Excerpt from a dataset:
● ● ●

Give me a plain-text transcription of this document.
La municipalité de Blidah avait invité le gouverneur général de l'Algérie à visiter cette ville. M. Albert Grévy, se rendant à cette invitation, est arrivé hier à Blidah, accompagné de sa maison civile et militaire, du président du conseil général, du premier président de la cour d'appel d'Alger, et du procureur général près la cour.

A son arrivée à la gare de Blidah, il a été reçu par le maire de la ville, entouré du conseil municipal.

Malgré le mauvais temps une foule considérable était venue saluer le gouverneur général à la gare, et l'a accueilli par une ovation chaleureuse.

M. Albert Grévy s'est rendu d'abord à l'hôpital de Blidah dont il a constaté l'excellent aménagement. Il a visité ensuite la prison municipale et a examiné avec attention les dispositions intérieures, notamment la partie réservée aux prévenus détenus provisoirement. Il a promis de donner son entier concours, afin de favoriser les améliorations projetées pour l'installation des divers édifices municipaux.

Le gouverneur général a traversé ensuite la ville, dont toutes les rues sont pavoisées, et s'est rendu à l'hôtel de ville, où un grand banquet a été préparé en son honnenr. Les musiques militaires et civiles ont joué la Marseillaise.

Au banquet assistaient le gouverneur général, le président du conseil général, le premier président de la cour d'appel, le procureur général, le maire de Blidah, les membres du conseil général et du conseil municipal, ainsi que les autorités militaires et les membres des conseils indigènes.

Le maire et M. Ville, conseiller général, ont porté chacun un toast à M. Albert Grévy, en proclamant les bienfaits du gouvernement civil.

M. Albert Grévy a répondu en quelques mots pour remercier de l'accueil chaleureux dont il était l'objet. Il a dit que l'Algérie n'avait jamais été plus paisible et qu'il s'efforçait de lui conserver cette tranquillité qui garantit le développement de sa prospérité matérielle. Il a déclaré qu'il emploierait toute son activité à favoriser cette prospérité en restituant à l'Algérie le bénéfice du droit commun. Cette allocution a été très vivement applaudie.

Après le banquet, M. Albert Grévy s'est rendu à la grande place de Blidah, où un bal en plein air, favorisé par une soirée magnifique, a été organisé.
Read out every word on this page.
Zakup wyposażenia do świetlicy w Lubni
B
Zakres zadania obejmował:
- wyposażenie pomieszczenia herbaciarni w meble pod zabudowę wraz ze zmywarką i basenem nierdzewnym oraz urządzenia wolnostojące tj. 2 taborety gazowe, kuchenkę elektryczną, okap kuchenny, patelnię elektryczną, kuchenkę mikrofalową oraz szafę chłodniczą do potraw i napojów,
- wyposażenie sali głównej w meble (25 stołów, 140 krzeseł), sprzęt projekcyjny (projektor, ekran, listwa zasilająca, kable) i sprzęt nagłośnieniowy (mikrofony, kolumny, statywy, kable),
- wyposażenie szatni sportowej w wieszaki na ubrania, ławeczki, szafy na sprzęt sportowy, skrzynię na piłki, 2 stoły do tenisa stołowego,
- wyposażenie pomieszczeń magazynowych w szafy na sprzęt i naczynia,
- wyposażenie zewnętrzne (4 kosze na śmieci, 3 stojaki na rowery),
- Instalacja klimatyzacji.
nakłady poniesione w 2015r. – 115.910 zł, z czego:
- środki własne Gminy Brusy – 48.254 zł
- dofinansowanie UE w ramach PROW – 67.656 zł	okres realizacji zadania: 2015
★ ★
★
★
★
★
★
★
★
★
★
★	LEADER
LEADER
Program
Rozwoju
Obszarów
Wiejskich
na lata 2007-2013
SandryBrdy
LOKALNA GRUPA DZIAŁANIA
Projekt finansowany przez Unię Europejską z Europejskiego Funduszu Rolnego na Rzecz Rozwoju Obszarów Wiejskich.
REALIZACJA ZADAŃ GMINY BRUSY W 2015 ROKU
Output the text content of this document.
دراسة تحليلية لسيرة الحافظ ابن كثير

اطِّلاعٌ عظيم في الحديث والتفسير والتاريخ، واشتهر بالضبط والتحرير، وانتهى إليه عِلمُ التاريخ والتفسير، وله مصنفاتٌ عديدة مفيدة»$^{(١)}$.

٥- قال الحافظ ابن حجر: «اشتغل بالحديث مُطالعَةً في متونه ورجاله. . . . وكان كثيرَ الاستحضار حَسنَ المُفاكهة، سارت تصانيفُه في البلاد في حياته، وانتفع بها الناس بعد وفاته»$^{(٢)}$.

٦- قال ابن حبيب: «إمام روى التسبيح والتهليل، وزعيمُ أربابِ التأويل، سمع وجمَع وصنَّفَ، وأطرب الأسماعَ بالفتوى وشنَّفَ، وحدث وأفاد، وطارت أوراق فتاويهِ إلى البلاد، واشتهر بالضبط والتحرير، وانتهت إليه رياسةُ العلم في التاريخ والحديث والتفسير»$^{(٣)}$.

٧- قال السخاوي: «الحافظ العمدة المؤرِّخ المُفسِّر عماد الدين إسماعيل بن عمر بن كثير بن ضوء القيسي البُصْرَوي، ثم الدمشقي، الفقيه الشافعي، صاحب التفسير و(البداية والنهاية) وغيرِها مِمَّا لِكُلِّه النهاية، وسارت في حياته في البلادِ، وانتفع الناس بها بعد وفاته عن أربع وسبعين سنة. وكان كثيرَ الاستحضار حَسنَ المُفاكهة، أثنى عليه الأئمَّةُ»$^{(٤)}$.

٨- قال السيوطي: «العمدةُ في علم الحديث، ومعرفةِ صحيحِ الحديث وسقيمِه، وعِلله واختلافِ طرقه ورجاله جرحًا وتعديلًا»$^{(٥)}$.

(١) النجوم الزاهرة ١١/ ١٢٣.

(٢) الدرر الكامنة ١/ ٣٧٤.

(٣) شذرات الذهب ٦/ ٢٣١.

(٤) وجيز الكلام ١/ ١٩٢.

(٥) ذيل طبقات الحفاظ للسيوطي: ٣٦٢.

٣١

● ● ●

_SHORT EXERCISE_
Write out all records exactly, keeping every detail.

_TASK ANSWER_
Give me a plain-text transcription of this document.
La municipalité de Blidah avait invité le gouverneur général de l'Algérie à visiter cette ville. M. Albert Grévy, se rendant à cette invitation, est arrivé hier à Blidah, accompagné de sa maison civile et militaire, du président du conseil général, du premier président de la cour d'appel d'Alger, et du procureur général près la cour.

A son arrivée à la gare de Blidah, il a été reçu par le maire de la ville, entouré du conseil municipal.

Malgré le mauvais temps une foule considérable était venue saluer le gouverneur général à la gare, et l'a accueilli par une ovation chaleureuse.

M. Albert Grévy s'est rendu d'abord à l'hôpital de Blidah dont il a constaté l'excellent aménagement. Il a visité ensuite la prison municipale et a examiné avec attention les dispositions intérieures, notamment la partie réservée aux prévenus détenus provisoirement. Il a promis de donner son entier concours, afin de favoriser les améliorations projetées pour l'installation des divers édifices municipaux.

Le gouverneur général a traversé ensuite la ville, dont toutes les rues sont pavoisées, et s'est rendu à l'hôtel de ville, où un grand banquet a été préparé en son honnenr. Les musiques militaires et civiles ont joué la Marseillaise.

Au banquet assistaient le gouverneur général, le président du conseil général, le premier président de la cour d'appel, le procureur général, le maire de Blidah, les membres du conseil général et du conseil municipal, ainsi que les autorités militaires et les membres des conseils indigènes.

Le maire et M. Ville, conseiller général, ont porté chacun un toast à M. Albert Grévy, en proclamant les bienfaits du gouvernement civil.

M. Albert Grévy a répondu en quelques mots pour remercier de l'accueil chaleureux dont il était l'objet. Il a dit que l'Algérie n'avait jamais été plus paisible et qu'il s'efforçait de lui conserver cette tranquillité qui garantit le développement de sa prospérité matérielle. Il a déclaré qu'il emploierait toute son activité à favoriser cette prospérité en restituant à l'Algérie le bénéfice du droit commun. Cette allocution a été très vivement applaudie.

Après le banquet, M. Albert Grévy s'est rendu à la grande place de Blidah, où un bal en plein air, favorisé par une soirée magnifique, a été organisé.
Read out every word on this page.
Zakup wyposażenia do świetlicy w Lubni
B
Zakres zadania obejmował:
- wyposażenie pomieszczenia herbaciarni w meble pod zabudowę wraz ze zmywarką i basenem nierdzewnym oraz urządzenia wolnostojące tj. 2 taborety gazowe, kuchenkę elektryczną, okap kuchenny, patelnię elektryczną, kuchenkę mikrofalową oraz szafę chłodniczą do potraw i napojów,
- wyposażenie sali głównej w meble (25 stołów, 140 krzeseł), sprzęt projekcyjny (projektor, ekran, listwa zasilająca, kable) i sprzęt nagłośnieniowy (mikrofony, kolumny, statywy, kable),
- wyposażenie szatni sportowej w wieszaki na ubrania, ławeczki, szafy na sprzęt sportowy, skrzynię na piłki, 2 stoły do tenisa stołowego,
- wyposażenie pomieszczeń magazynowych w szafy na sprzęt i naczynia,
- wyposażenie zewnętrzne (4 kosze na śmieci, 3 stojaki na rowery),
- Instalacja klimatyzacji.
nakłady poniesione w 2015r. – 115.910 zł, z czego:
- środki własne Gminy Brusy – 48.254 zł
- dofinansowanie UE w ramach PROW – 67.656 zł	okres realizacji zadania: 2015
★ ★
★
★
★
★
★
★
★
★
★
★	LEADER
LEADER
Program
Rozwoju
Obszarów
Wiejskich
na lata 2007-2013
SandryBrdy
LOKALNA GRUPA DZIAŁANIA
Projekt finansowany przez Unię Europejską z Europejskiego Funduszu Rolnego na Rzecz Rozwoju Obszarów Wiejskich.
REALIZACJA ZADAŃ GMINY BRUSY W 2015 ROKU
Output the text content of this document.
دراسة تحليلية لسيرة الحافظ ابن كثير

اطِّلاعٌ عظيم في الحديث والتفسير والتاريخ، واشتهر بالضبط والتحرير، وانتهى إليه عِلمُ التاريخ والتفسير، وله مصنفاتٌ عديدة مفيدة»$^{(١)}$.

٥- قال الحافظ ابن حجر: «اشتغل بالحديث مُطالعَةً في متونه ورجاله. . . . وكان كثيرَ الاستحضار حَسنَ المُفاكهة، سارت تصانيفُه في البلاد في حياته، وانتفع بها الناس بعد وفاته»$^{(٢)}$.

٦- قال ابن حبيب: «إمام روى التسبيح والتهليل، وزعيمُ أربابِ التأويل، سمع وجمَع وصنَّفَ، وأطرب الأسماعَ بالفتوى وشنَّفَ، وحدث وأفاد، وطارت أوراق فتاويهِ إلى البلاد، واشتهر بالضبط والتحرير، وانتهت إليه رياسةُ العلم في التاريخ والحديث والتفسير»$^{(٣)}$.

٧- قال السخاوي: «الحافظ العمدة المؤرِّخ المُفسِّر عماد الدين إسماعيل بن عمر بن كثير بن ضوء القيسي البُصْرَوي، ثم الدمشقي، الفقيه الشافعي، صاحب التفسير و(البداية والنهاية) وغيرِها مِمَّا لِكُلِّه النهاية، وسارت في حياته في البلادِ، وانتفع الناس بها بعد وفاته عن أربع وسبعين سنة. وكان كثيرَ الاستحضار حَسنَ المُفاكهة، أثنى عليه الأئمَّةُ»$^{(٤)}$.

٨- قال السيوطي: «العمدةُ في علم الحديث، ومعرفةِ صحيحِ الحديث وسقيمِه، وعِلله واختلافِ طرقه ورجاله جرحًا وتعديلًا»$^{(٥)}$.

(١) النجوم الزاهرة ١١/ ١٢٣.

(٢) الدرر الكامنة ١/ ٣٧٤.

(٣) شذرات الذهب ٦/ ٢٣١.

(٤) وجيز الكلام ١/ ١٩٢.

(٥) ذيل طبقات الحفاظ للسيوطي: ٣٦٢.

٣١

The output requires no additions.